Can you find the lines of the listing that include "waveform" and copy every one?
+---+
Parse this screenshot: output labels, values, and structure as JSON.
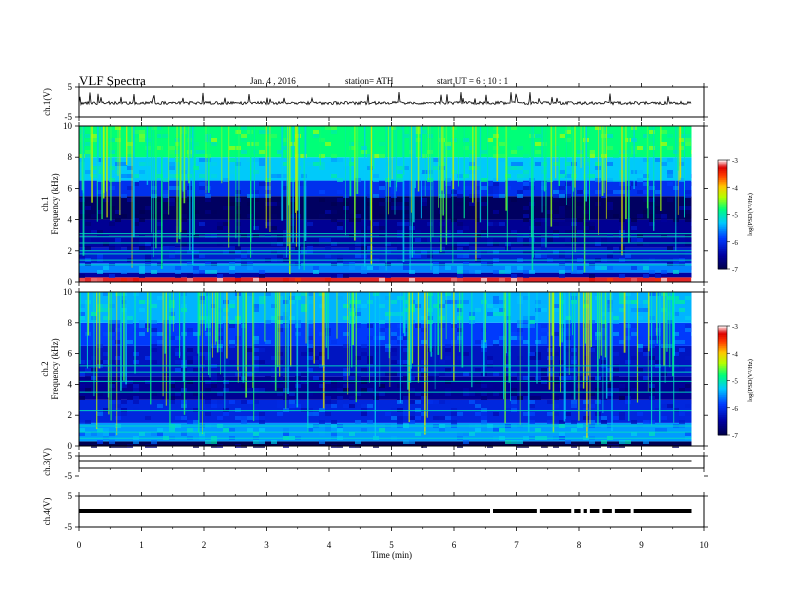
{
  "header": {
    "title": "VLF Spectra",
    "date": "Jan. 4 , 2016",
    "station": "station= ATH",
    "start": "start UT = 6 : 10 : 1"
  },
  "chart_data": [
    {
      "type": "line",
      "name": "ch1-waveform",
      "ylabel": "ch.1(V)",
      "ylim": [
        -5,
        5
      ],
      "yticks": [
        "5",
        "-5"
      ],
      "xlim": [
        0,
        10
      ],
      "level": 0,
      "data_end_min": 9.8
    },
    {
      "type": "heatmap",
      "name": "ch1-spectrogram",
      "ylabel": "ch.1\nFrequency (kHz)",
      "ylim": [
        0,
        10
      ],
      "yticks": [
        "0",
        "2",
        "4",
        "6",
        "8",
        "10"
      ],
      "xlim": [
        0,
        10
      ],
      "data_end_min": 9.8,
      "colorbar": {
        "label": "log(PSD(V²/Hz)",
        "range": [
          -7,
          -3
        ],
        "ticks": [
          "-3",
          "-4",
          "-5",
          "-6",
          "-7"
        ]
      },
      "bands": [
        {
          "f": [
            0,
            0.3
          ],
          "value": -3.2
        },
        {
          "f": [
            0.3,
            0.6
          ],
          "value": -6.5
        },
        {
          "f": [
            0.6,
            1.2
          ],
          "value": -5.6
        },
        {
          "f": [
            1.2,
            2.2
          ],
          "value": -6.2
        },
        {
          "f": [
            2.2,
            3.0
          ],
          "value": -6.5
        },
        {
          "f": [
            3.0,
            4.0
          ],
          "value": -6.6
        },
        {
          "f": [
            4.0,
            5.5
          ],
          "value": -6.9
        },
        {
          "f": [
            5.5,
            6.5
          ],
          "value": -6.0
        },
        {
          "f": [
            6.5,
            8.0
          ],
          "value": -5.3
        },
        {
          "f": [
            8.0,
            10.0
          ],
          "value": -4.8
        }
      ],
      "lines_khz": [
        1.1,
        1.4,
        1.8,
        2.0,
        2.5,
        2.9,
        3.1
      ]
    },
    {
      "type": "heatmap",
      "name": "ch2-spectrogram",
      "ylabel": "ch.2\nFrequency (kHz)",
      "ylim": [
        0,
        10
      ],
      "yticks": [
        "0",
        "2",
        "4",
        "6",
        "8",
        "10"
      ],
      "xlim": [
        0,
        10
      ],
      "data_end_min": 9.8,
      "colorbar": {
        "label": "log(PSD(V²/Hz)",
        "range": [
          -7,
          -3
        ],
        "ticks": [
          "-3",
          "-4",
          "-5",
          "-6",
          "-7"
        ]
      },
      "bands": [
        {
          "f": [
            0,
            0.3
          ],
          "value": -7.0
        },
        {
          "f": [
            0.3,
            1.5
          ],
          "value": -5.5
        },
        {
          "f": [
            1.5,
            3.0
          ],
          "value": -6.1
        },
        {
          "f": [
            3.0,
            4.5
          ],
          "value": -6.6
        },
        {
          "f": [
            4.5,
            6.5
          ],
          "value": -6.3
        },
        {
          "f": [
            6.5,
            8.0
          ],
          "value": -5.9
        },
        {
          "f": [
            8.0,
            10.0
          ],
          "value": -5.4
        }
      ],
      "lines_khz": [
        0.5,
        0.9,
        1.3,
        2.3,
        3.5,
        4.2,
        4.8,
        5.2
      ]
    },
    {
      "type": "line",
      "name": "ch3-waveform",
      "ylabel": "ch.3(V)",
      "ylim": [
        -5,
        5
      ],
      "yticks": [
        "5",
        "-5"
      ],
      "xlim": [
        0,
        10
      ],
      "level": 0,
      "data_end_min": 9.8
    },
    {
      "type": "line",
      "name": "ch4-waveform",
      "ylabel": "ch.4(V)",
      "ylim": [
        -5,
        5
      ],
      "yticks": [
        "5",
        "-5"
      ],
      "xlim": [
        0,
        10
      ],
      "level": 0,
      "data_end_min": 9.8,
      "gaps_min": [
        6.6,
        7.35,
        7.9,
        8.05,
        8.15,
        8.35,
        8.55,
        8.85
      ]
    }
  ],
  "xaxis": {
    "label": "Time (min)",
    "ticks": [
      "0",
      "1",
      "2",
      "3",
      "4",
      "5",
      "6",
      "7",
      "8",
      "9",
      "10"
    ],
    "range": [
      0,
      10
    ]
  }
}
+---+
Answer to this problem -
      "name": "ch1-waveform",
      "name": "ch3-waveform",
      "name": "ch4-waveform",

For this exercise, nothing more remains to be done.